Vediamo in che cosa consistono questi “nuovi mestieri” e quali percorsi di studi si devono svolgere per avere i requisiti richiesti.

 

 

Private banker

Il private banker è un professionista esperto di investimenti e strumenti finanziari, che fornisce consulenze di gestione patrimoniale ai clienti della banca: si tratta della figura professionale più richiesta in Italia nel settore della finanza.

Per candidarsi alle posizioni di private banker, è indispensabile aver ottenuto la qualifica di consulente finanziario abilitato all’offerta fuori sede; completano il profilo:

  • una pluriennale esperienza nella gestione delle relazioni con la clientela e consolidate competenze nella consulenza finanziaria e nel risparmio gestito;
  • uno spiccato orientamento alla crescita professionale e ai servizi alla clientela;
  • autonomia e spirito imprenditoriale.

 

 

Commerciale-credito

Nel settore commerciale, in particolare nell’ambito collegato alla vendita di prodotti di credito al consumo alla clientela, tra le nuove figure affermatesi di recente vi sono:

  • il sales leasing, cioè il professionista che valuta l’affidabilità dei clienti e propone loro diverse soluzioni di finanziamento per l’acquisto di prodotti e servizi; questa figura di solito opera assieme al venditore del prodotto;
  • il sales credito al consumo, ossia il professionista che cura e stipula convenzioni per proporre nuove formule di spesa alla clientela.
□ □ □ □ □
> **Istruzioni di lavoro**
a – Nel testo sui nuovi mestieri della banca, riscrivi il brano da "Il private banker" a "e spirito imprenditoriale." sostituendo "autonomia" con "indipendenza".
b – Secondo il testo sui nuovi mestieri della banca, quale qualifica è indispensabile per candidarsi come private banker?
c – Continua il testo sui nuovi mestieri della banca dopo l'ultima frase riportata.
I dati che seguono sono materiale a sé, distinto dal testo.
□ □ □ □ □
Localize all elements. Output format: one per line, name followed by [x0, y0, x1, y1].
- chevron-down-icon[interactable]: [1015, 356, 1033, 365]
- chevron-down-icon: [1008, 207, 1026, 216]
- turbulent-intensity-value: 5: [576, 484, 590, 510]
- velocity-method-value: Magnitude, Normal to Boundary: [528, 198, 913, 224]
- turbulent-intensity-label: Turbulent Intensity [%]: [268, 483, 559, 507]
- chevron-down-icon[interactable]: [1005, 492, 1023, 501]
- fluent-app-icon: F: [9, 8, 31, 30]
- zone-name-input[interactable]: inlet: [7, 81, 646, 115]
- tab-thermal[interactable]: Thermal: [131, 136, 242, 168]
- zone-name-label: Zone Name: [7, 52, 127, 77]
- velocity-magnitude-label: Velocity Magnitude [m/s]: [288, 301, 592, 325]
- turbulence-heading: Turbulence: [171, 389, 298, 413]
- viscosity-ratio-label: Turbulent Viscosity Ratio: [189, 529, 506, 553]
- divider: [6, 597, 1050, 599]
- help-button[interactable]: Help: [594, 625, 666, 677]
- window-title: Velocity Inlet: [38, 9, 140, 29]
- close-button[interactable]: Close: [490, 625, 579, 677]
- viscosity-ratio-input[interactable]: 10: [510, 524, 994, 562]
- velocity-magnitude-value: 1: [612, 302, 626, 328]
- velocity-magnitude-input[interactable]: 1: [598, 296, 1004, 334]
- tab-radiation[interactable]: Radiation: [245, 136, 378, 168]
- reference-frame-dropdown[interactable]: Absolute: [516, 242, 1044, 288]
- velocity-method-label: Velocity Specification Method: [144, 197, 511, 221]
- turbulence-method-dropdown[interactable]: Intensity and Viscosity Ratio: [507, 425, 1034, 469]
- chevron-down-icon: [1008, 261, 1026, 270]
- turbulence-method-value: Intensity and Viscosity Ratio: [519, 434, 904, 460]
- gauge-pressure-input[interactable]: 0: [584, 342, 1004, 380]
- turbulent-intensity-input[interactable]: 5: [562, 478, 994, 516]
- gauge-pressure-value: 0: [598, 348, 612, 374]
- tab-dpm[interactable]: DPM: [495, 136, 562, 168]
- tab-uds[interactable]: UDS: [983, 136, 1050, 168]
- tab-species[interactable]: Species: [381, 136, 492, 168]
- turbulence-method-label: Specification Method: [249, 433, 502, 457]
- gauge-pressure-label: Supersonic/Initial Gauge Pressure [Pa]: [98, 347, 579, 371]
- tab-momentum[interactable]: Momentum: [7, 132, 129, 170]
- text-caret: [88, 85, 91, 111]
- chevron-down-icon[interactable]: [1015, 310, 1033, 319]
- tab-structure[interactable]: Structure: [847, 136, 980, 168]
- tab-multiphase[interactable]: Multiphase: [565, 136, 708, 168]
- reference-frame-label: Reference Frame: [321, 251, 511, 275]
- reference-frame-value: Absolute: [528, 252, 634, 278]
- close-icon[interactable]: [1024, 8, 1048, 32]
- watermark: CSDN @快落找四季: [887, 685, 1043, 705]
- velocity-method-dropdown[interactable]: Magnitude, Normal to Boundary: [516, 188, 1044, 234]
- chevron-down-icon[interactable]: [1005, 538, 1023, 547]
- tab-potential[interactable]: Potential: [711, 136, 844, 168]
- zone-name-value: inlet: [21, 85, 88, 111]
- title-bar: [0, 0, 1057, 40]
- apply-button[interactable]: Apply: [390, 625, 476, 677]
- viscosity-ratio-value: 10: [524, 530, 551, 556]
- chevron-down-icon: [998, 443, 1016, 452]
□ □ □ □ □
> **Risultati per compito**
a –
Il private banker è un professionista esperto di investimenti e strumenti finanziari, che fornisce consulenze di gestione patrimoniale ai clienti della banca: si tratta della figura professionale più richiesta in Italia nel settore della finanza.

Per candidarsi alle posizioni di private banker, è indispensabile aver ottenuto la qualifica di consulente finanziario abilitato all’offerta fuori sede; completano il profilo:

  • una pluriennale esperienza nella gestione delle relazioni con la clientela e consolidate competenze nella consulenza finanziaria e nel risparmio gestito;
  • uno spiccato orientamento alla crescita professionale e ai servizi alla clientela;
  • indipendenza e spirito imprenditoriale.

b – La qualifica di consulente finanziario abilitato all'offerta fuori sede.

c –
Solitamente, per questo tipo di figure è richiesta una laurea in economia, finanza o equivalente.

 

 

Addetto allo sportello

L’addetto alla sportello è la versione “moderna” del vecchio cassiere. La figura si occupa di portare a termine le operazioni tramite terminale e di assistere la clientela nelle operazioni di routine, come bonifici, versamenti, prelievi, controllo e apertura di conti correnti. Con la diffusione dell’home banking e dell’internet banking e la conseguente possibilità di gestire dal proprio pc le principali operazioni, però, questa figura è sempre meno ricercata.

Per potersi candidare al ruolo può essere sufficiente un semplice diploma, anche se, nella maggior parte degli annunci pubblicati per questi profili, si richiede la laurea in economia o giurisprudenza.

 

 

Specialisti di informatica

Al contrario degli addetti allo sportello, gli specialisti del settore informatico sono sempre più richiesti, grazie al crescente utilizzo dei servizi web da parte dei clienti delle banche.

Le figure più richieste, in ambito informatico, sono i sistemisti, che si occupano della rete della banca, nonché gli sviluppatori software, i quali, oltre ad occuparsi dei programmi utilizzati, possono svolgere analisi sui big data.

Per questi profili è generalmente richiesta una laurea in informatica o in ingegneria informatica.

 

 

Analisti finanziari

L’analista finanziario si occupa di individuare possibilità di investimento, studiare ritorni sulle somme investite, studiare nuovi mercati: in pratica, è l’esperto che fornisce la propria valutazione su ogni decisione di carattere finanziario che riguarda la banca.

Per questi profili è generalmente richiesta la laurea magistrale in economia, finanza o una laurea equivalente ed un successivo stage o master nel settore.

 

 

Risk manager

Il risk manager è il professionista che previene e gestisce ogni tipo di rischio che può avere ripercussioni sui bilanci della banca.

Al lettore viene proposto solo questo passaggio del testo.